**Task brief**
Look for the word "pick" in each line and report the count of matching lines, with nothing added.

Saved entries:
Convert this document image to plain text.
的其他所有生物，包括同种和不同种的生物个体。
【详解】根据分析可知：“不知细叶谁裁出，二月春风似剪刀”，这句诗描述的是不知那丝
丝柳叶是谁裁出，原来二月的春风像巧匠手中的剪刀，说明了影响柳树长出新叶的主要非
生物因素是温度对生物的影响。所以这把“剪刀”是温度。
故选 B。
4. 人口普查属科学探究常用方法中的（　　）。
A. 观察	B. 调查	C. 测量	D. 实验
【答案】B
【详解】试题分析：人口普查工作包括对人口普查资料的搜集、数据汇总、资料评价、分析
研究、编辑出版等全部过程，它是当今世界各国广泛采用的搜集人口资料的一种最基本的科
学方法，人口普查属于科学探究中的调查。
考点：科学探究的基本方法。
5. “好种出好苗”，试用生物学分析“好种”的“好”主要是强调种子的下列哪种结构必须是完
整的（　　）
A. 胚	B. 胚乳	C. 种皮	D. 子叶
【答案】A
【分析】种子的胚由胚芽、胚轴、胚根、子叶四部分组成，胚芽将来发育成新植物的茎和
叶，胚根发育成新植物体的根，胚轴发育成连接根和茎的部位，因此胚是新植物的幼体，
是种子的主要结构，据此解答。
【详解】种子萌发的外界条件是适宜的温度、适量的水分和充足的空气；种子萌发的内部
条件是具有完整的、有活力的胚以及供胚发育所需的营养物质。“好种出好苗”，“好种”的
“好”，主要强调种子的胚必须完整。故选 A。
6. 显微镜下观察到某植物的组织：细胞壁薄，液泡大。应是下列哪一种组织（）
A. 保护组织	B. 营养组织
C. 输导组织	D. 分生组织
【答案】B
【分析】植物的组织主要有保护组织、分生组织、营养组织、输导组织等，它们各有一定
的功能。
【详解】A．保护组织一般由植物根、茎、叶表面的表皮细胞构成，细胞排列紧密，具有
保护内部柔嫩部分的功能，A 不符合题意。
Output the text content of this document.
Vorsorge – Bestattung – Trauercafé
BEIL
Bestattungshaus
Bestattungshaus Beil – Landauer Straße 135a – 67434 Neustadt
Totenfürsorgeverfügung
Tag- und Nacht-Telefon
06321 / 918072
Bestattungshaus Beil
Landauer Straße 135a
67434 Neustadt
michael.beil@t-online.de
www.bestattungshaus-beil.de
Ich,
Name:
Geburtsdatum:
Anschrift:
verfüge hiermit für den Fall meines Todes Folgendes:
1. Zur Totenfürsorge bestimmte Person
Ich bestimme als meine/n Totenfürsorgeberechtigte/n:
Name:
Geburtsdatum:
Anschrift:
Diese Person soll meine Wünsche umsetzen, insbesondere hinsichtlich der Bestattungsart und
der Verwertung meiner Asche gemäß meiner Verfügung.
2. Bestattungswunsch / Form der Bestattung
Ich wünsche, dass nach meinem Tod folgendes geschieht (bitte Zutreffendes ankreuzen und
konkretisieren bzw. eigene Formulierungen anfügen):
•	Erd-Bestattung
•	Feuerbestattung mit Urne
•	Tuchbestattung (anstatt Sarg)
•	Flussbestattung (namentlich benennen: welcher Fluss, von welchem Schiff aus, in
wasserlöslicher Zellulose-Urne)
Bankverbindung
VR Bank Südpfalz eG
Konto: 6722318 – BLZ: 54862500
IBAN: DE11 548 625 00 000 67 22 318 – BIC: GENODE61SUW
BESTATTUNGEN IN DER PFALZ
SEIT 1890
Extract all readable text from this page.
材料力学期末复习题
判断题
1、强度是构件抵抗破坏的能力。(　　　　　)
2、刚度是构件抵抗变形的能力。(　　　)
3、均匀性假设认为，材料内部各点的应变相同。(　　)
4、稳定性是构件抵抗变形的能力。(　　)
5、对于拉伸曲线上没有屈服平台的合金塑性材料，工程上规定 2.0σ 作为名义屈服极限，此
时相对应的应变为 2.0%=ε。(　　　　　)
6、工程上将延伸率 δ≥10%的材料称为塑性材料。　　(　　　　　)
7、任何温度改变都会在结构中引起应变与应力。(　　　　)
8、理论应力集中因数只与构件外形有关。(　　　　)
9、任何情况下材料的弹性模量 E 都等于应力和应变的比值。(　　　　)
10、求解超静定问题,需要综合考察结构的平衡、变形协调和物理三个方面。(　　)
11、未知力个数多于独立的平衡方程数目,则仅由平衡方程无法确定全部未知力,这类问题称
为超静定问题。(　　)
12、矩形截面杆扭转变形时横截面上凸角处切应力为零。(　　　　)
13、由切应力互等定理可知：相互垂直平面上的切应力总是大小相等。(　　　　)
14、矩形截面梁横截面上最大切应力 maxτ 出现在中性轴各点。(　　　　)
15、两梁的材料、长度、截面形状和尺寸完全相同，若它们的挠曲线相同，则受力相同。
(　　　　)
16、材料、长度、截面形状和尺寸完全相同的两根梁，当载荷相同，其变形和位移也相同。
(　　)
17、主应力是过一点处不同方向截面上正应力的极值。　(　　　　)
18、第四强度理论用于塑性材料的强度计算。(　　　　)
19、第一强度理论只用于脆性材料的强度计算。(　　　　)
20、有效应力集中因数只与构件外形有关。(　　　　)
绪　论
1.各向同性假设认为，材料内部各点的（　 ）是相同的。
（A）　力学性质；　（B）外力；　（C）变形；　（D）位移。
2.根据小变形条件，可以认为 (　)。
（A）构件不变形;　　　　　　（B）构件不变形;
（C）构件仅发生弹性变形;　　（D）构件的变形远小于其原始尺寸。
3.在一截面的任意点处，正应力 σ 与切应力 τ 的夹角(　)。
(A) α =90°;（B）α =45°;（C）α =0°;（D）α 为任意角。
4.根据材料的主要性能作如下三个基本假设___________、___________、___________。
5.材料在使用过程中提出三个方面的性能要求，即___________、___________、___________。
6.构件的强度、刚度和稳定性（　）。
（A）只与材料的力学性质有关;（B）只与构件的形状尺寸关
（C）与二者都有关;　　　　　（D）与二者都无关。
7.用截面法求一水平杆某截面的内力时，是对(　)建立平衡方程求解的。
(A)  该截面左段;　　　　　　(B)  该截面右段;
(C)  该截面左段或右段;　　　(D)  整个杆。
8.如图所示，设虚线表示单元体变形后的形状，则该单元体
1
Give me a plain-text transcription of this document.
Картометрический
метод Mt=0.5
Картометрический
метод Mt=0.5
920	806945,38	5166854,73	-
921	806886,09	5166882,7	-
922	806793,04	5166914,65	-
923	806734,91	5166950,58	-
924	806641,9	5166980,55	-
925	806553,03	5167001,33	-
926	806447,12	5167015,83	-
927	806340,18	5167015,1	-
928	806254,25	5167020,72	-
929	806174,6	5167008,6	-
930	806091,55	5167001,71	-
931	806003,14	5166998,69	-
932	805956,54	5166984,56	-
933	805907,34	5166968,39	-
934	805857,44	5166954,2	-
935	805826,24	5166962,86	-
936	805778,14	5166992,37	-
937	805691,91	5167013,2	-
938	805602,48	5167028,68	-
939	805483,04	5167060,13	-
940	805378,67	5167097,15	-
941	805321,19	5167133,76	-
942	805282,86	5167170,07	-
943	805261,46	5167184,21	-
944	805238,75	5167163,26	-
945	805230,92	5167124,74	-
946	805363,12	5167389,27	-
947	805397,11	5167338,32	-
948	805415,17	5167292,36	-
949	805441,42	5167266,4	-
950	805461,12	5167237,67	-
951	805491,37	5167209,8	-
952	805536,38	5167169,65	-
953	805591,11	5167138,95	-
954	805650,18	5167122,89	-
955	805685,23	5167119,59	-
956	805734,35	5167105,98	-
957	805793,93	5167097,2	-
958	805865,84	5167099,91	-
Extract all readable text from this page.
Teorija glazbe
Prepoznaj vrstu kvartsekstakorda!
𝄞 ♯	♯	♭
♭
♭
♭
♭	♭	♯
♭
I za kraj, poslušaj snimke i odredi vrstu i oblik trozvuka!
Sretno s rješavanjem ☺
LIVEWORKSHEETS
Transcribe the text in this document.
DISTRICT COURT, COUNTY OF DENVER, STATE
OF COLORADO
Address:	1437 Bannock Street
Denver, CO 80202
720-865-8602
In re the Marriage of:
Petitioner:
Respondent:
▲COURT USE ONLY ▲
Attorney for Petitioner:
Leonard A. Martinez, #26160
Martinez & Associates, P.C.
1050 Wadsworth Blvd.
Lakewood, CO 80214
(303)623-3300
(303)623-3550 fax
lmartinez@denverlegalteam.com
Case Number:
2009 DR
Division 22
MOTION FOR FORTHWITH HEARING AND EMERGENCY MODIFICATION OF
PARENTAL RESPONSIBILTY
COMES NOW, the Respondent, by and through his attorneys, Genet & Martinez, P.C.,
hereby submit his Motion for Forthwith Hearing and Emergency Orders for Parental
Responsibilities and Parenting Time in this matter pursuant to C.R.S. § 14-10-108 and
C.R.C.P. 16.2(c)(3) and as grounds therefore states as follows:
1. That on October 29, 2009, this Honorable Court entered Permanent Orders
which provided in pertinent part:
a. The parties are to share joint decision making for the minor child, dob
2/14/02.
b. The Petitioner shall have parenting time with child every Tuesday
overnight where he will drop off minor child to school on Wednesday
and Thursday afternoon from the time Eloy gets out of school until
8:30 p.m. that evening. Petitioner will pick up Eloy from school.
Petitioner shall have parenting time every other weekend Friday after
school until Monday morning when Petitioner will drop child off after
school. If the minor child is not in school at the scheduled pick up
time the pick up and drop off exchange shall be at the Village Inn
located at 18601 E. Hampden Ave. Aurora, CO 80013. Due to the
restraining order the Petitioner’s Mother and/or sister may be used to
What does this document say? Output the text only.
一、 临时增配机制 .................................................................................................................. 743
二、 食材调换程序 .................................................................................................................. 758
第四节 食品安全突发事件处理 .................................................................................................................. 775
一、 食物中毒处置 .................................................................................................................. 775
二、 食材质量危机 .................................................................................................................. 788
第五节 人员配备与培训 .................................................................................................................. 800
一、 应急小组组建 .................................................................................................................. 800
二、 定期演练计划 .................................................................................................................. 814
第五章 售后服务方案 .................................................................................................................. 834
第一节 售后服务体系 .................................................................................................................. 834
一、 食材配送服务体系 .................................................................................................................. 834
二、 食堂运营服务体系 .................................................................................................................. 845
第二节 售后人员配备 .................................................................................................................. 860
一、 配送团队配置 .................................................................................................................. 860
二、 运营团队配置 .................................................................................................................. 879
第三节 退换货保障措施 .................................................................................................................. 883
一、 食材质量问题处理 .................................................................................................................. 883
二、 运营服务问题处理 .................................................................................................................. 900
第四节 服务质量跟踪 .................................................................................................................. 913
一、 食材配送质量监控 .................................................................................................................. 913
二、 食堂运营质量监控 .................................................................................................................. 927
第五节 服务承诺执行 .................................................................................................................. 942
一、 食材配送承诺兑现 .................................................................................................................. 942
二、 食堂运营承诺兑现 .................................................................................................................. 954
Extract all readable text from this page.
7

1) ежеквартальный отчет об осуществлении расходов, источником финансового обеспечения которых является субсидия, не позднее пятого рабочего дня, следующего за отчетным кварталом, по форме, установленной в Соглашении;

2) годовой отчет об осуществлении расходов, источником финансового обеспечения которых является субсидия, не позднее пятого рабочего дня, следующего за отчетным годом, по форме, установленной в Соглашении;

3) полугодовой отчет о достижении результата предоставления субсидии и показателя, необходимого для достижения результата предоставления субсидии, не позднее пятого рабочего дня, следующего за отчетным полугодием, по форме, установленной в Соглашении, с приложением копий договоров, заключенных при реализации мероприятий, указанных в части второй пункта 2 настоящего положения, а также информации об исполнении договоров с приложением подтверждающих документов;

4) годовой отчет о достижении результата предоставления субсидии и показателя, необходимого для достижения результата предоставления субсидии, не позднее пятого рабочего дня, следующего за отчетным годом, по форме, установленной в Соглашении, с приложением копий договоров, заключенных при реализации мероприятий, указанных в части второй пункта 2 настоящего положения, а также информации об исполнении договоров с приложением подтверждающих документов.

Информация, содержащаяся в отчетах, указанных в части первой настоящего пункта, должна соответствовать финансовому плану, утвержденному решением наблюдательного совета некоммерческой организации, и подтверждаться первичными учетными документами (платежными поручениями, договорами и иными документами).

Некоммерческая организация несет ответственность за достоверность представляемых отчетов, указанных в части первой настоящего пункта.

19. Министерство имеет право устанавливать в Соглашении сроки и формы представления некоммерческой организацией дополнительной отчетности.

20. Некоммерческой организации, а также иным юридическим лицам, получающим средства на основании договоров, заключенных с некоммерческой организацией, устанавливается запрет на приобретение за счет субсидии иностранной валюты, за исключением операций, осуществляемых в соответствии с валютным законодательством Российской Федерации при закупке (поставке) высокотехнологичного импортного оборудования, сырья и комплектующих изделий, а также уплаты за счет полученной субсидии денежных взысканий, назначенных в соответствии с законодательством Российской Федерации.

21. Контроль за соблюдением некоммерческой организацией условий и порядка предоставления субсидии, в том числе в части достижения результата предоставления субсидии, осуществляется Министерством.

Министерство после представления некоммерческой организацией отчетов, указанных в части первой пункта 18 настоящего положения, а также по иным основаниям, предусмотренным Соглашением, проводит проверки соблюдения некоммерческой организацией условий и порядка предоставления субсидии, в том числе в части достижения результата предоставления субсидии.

**Task result**
3